- **Request**:
Report the number of lines where the string "Младший" occurs, and write nothing else.
* BEGIN Supplied entries *
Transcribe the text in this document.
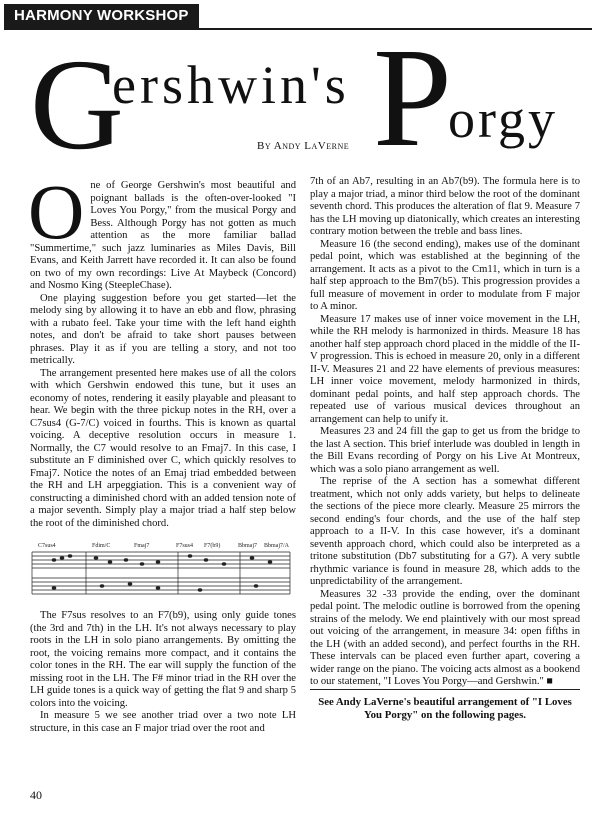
HARMONY WORKSHOP
G
ershwin's P
orgy
By Andy LaVerne

One of George Gershwin's most beautiful and poignant ballads is the often-over-looked "I Loves You Porgy," from the musical Porgy and Bess. Although Porgy has not gotten as much attention as the more familiar ballad "Summertime," such jazz luminaries as Miles Davis, Bill Evans, and Keith Jarrett have recorded it. It can also be found on two of my own recordings: Live At Maybeck (Concord) and Nosmo King (SteepleChase).

One playing suggestion before you get started—let the melody sing by allowing it to have an ebb and flow, phrasing with a rubato feel. Take your time with the left hand eighth notes, and don't be afraid to take short pauses between phrases. Play it as if you are telling a story, and not too metrically.

The arrangement presented here makes use of all the colors with which Gershwin endowed this tune, but it uses an economy of notes, rendering it easily playable and pleasant to hear. We begin with the three pickup notes in the RH, over a C7sus4 (G-7/C) voiced in fourths. This is known as quartal voicing. A deceptive resolution occurs in measure 1. Normally, the C7 would resolve to an Fmaj7. In this case, I substitute an F diminished over C, which quickly resolves to Fmaj7. Notice the notes of an Emaj triad embedded between the RH and LH arpeggiation. This is a convenient way of constructing a diminished chord with an added tension note of a major seventh. Simply play a major triad a half step below the root of the diminished chord.

C7sus4	Fdim/C	Fmaj7	F7sus4 F7(b9)	Bbmaj7 Bbmaj7/A

The F7sus resolves to an F7(b9), using only guide tones (the 3rd and 7th) in the LH. It's not always necessary to play roots in the LH in solo piano arrangements. By omitting the root, the voicing remains more compact, and it contains the color tones in the RH. The ear will supply the function of the missing root in the LH. The F# minor triad in the RH over the LH guide tones is a quick way of getting the flat 9 and sharp 5 colors into the voicing.

In measure 5 we see another triad over a two note LH structure, in this case an F major triad over the root and

7th of an Ab7, resulting in an Ab7(b9). The formula here is to play a major triad, a minor third below the root of the dominant seventh chord. This produces the alteration of flat 9. Measure 7 has the LH moving up diatonically, which creates an interesting contrary motion between the treble and bass lines.

Measure 16 (the second ending), makes use of the dominant pedal point, which was established at the beginning of the arrangement. It acts as a pivot to the Cm11, which in turn is a half step approach to the Bm7(b5). This progression provides a full measure of movement in order to modulate from F major to A minor.

Measure 17 makes use of inner voice movement in the LH, while the RH melody is harmonized in thirds. Measure 18 has another half step approach chord placed in the middle of the II-V progression. This is echoed in measure 20, only in a different II-V. Measures 21 and 22 have elements of previous measures: LH inner voice movement, melody harmonized in thirds, dominant pedal points, and half step approach chords. The repeated use of various musical devices throughout an arrangement can help to unify it.

Measures 23 and 24 fill the gap to get us from the bridge to the last A section. This brief interlude was doubled in length in the Bill Evans recording of Porgy on his Live At Montreux, which was a solo piano arrangement as well.

The reprise of the A section has a somewhat different treatment, which not only adds variety, but helps to delineate the sections of the piece more clearly. Measure 25 mirrors the second ending's four chords, and the use of the half step approach to a II-V. In this case however, it's a dominant seventh approach chord, which could also be interpreted as a tritone substitution (Db7 substituting for a G7). A very subtle rhythmic variance is found in measure 28, which adds to the unpredictability of the arrangement.

Measures 32 -33 provide the ending, over the dominant pedal point. The melodic outline is borrowed from the opening strains of the melody. We end plaintively with our most spread out voicing of the arrangement, in measure 34: open fifths in the LH (with an added second), and perfect fourths in the RH. These intervals can be placed even further apart, covering a wider range on the piano. The voicing acts almost as a bookend to our statement, "I Loves You Porgy—and Gershwin." ■

See Andy LaVerne's beautiful arrangement of "I Loves You Porgy" on the following pages.

40
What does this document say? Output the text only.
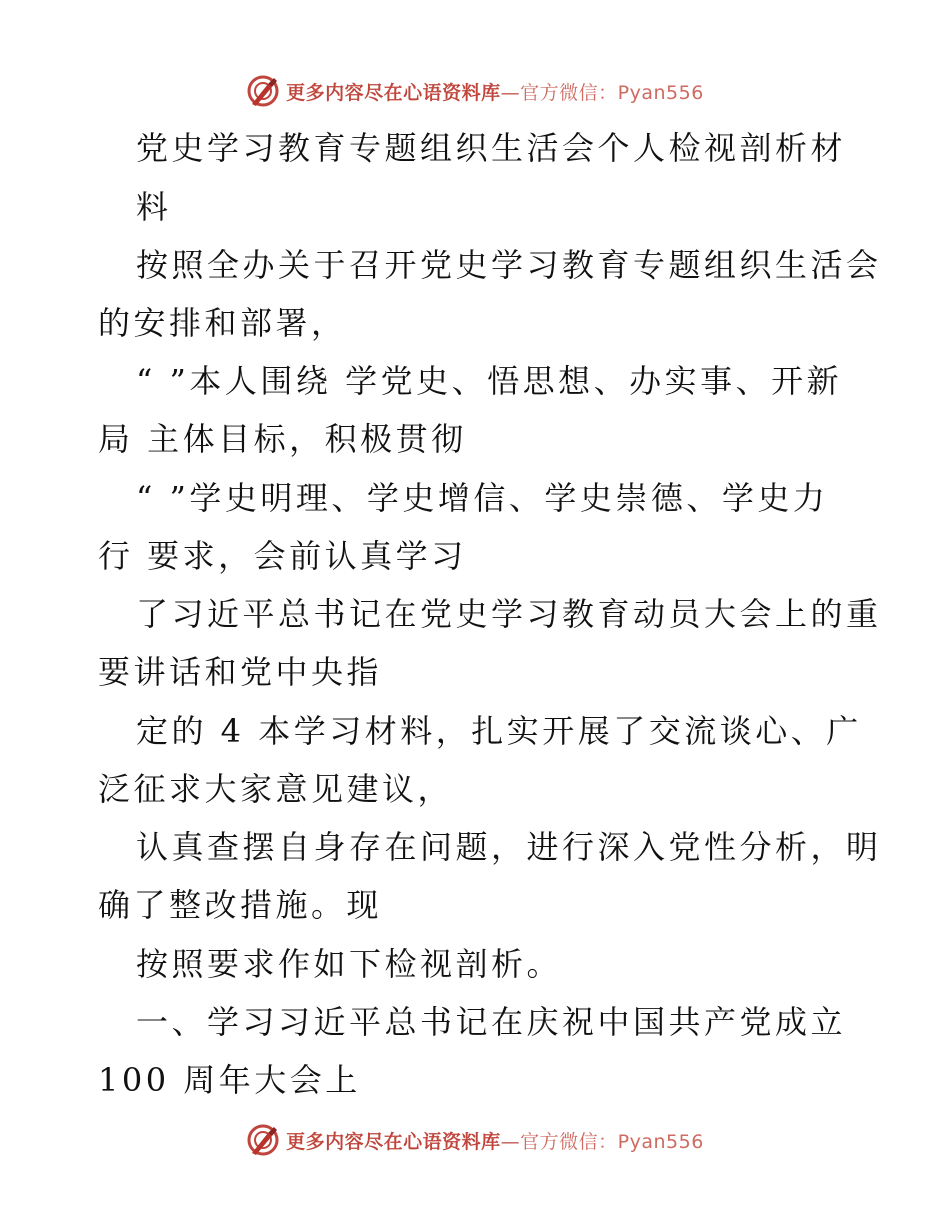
更多内容尽在心语资料库—官方微信：Pyan556
党史学习教育专题组织生活会个人检视剖析材
料
按照全办关于召开党史学习教育专题组织生活会
的安排和部署，
“ ”本人围绕 学党史、悟思想、办实事、开新
局 主体目标，积极贯彻
“ ”学史明理、学史增信、学史崇德、学史力
行 要求，会前认真学习
了习近平总书记在党史学习教育动员大会上的重
要讲话和党中央指
定的 4 本学习材料，扎实开展了交流谈心、广
泛征求大家意见建议，
认真查摆自身存在问题，进行深入党性分析，明
确了整改措施。现
按照要求作如下检视剖析。
一、学习习近平总书记在庆祝中国共产党成立
100 周年大会上
更多内容尽在心语资料库—官方微信：Pyan556
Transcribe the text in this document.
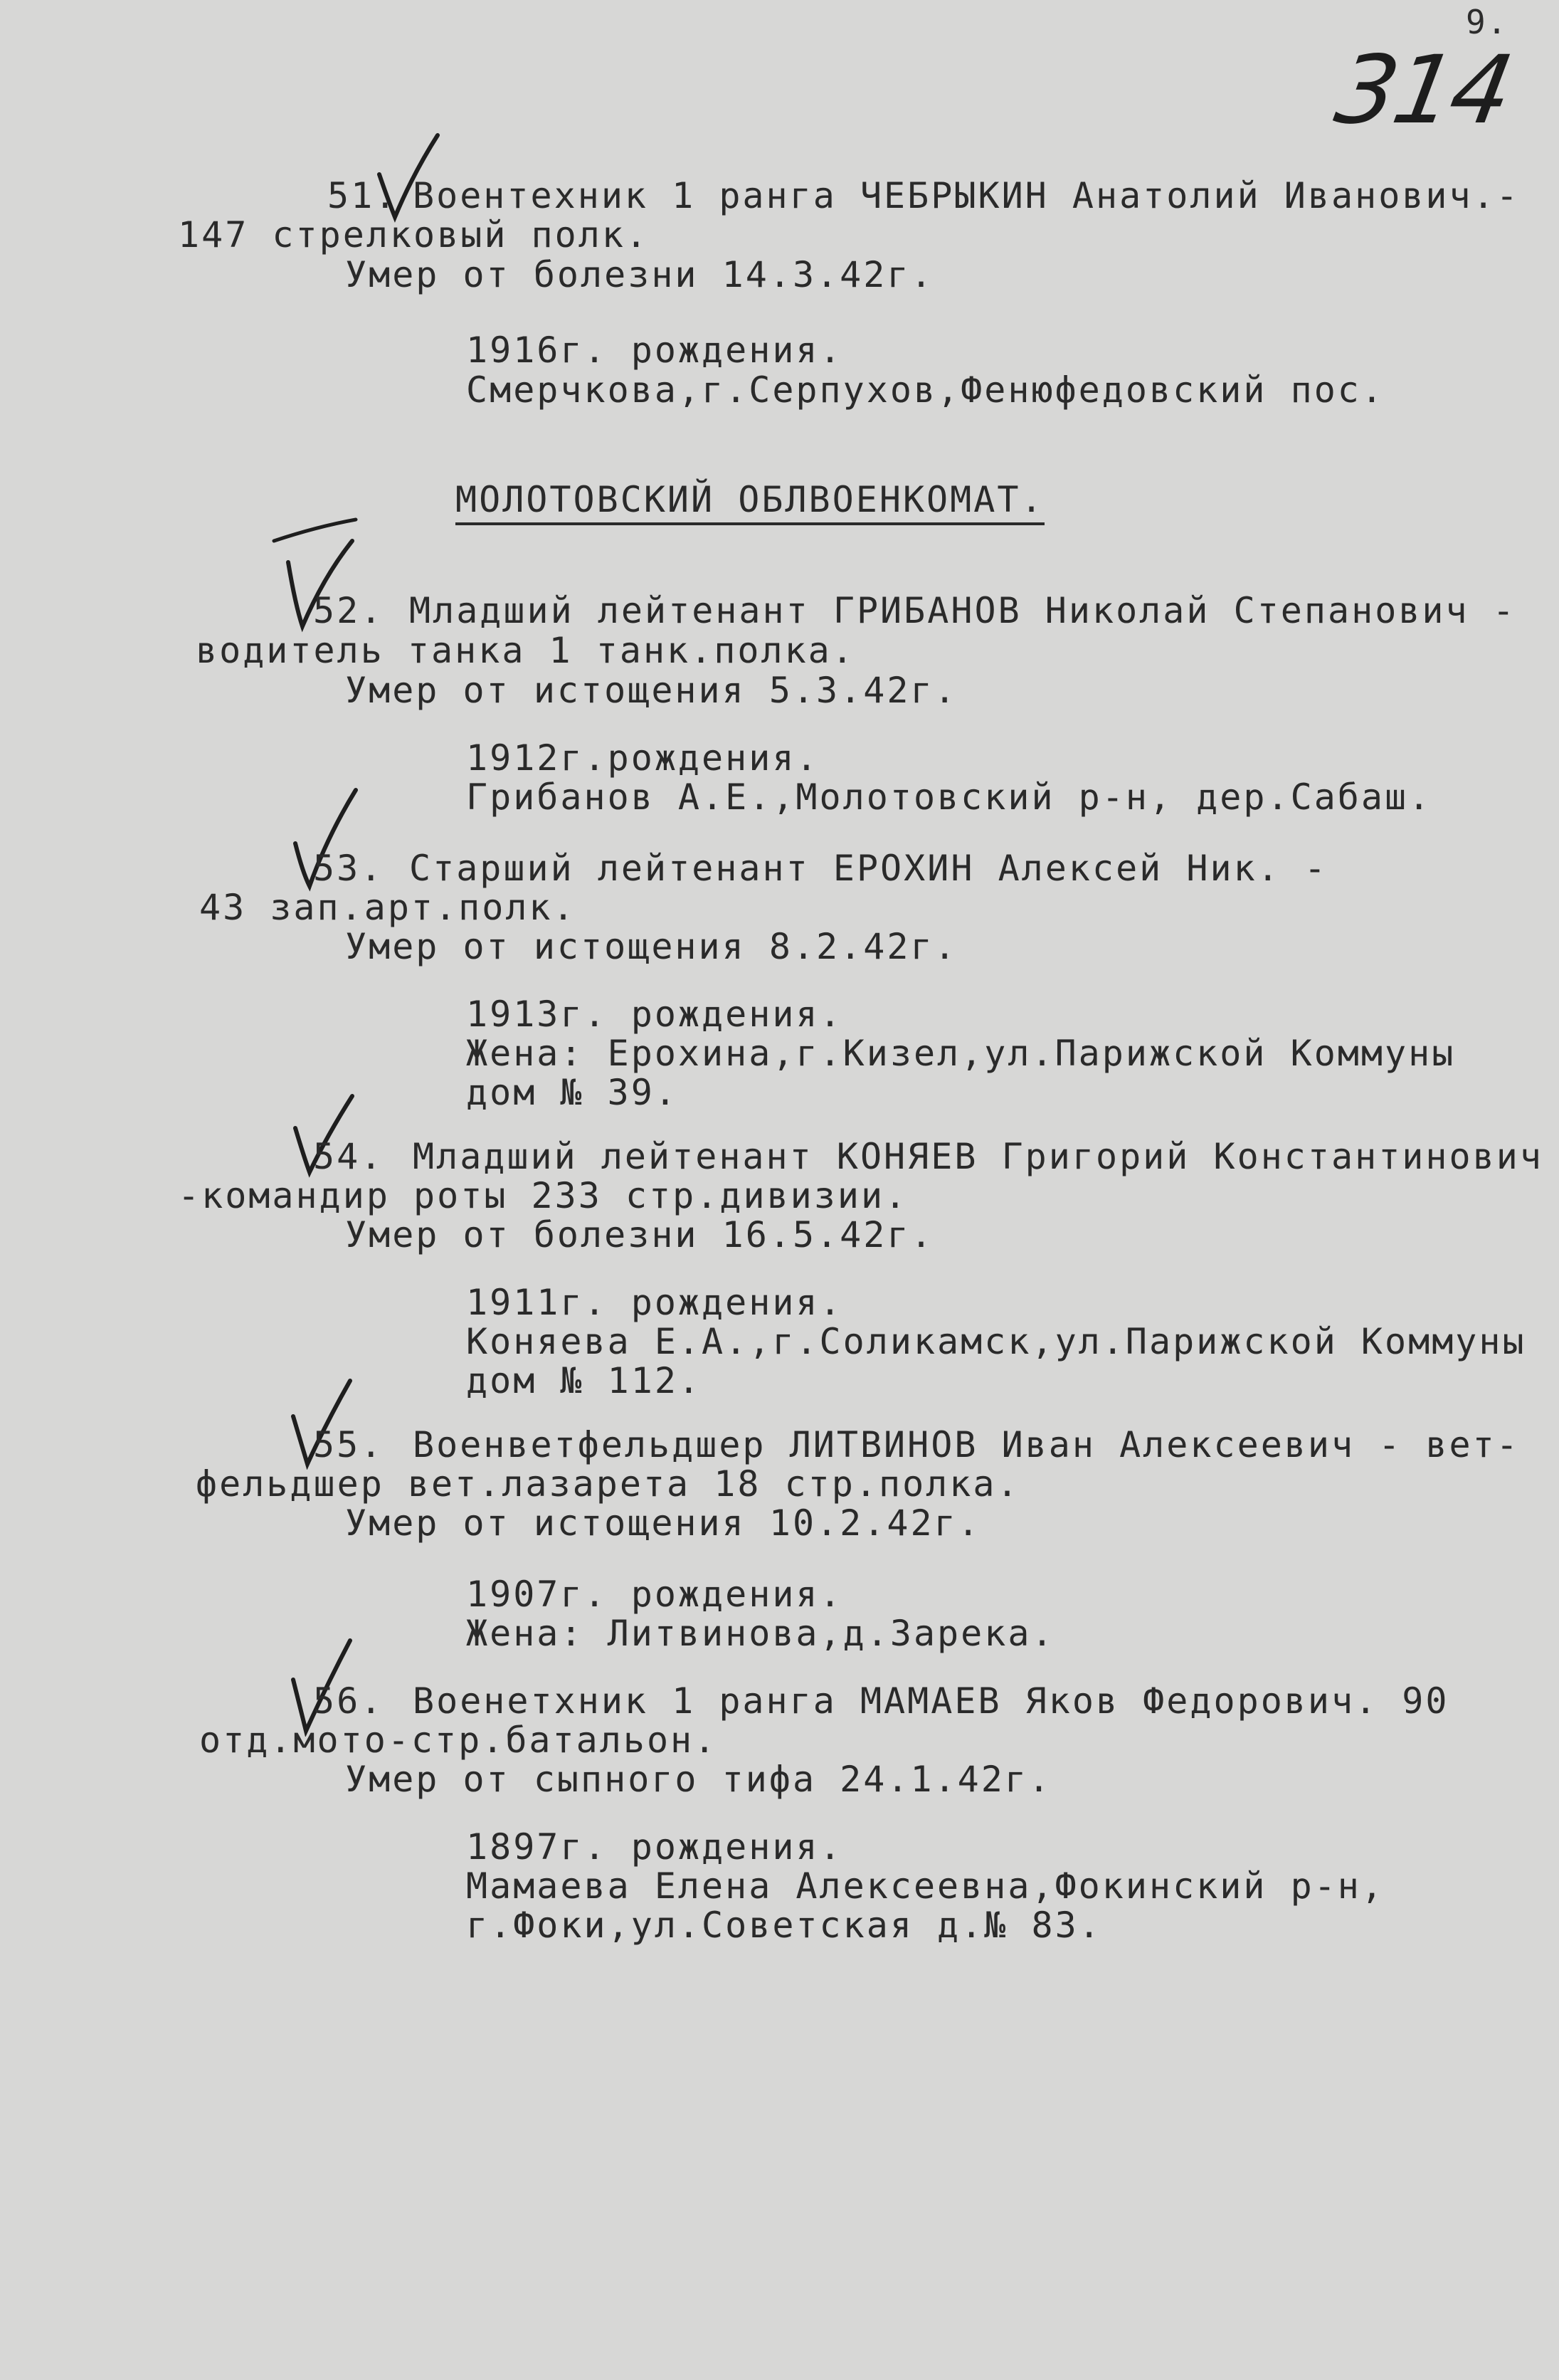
9.
314
51. Воентехник 1 ранга ЧЕБРЫКИН Анатолий Иванович.-
147 стрелковый полк.
Умер от болезни 14.3.42г.
1916г. рождения.
Смерчкова,г.Серпухов,Фенюфедовский пос.
МОЛОТОВСКИЙ ОБЛВОЕНКОМАТ.
52. Младший лейтенант ГРИБАНОВ Николай Степанович -
водитель танка 1 танк.полка.
Умер от истощения 5.3.42г.
1912г.рождения.
Грибанов А.Е.,Молотовский р-н, дер.Сабаш.
53. Старший лейтенант ЕРОХИН Алексей Ник. -
43 зап.арт.полк.
Умер от истощения 8.2.42г.
1913г. рождения.
Жена: Ерохина,г.Кизел,ул.Парижской Коммуны
дом № 39.
54. Младший лейтенант КОНЯЕВ Григорий Константинович
-командир роты 233 стр.дивизии.
Умер от болезни 16.5.42г.
1911г. рождения.
Коняева Е.А.,г.Соликамск,ул.Парижской Коммуны
дом № 112.
55. Военветфельдшер ЛИТВИНОВ Иван Алексеевич - вет-
фельдшер вет.лазарета 18 стр.полка.
Умер от истощения 10.2.42г.
1907г. рождения.
Жена: Литвинова,д.Зарека.
56. Военетхник 1 ранга МАМАЕВ Яков Федорович. 90
отд.мото-стр.батальон.
Умер от сыпного тифа 24.1.42г.
1897г. рождения.
Мамаева Елена Алексеевна,Фокинский р-н,
г.Фоки,ул.Советская д.№ 83.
* END Supplied entries *
- **Task solution**:
2